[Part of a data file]
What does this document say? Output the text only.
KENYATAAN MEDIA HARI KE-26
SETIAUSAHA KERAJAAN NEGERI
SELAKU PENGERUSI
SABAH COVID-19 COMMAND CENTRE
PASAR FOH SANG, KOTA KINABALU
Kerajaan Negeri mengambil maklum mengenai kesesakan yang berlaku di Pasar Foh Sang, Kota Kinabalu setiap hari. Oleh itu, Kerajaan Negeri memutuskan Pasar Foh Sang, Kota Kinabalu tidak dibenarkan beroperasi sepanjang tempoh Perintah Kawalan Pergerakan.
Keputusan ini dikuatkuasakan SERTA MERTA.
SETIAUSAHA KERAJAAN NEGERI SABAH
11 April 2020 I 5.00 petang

__Task instructions__. Look above for lines with the word "SETIAUSAHA" and copy them all.

__Result of this task__.
SETIAUSAHA KERAJAAN NEGERI
SETIAUSAHA KERAJAAN NEGERI SABAH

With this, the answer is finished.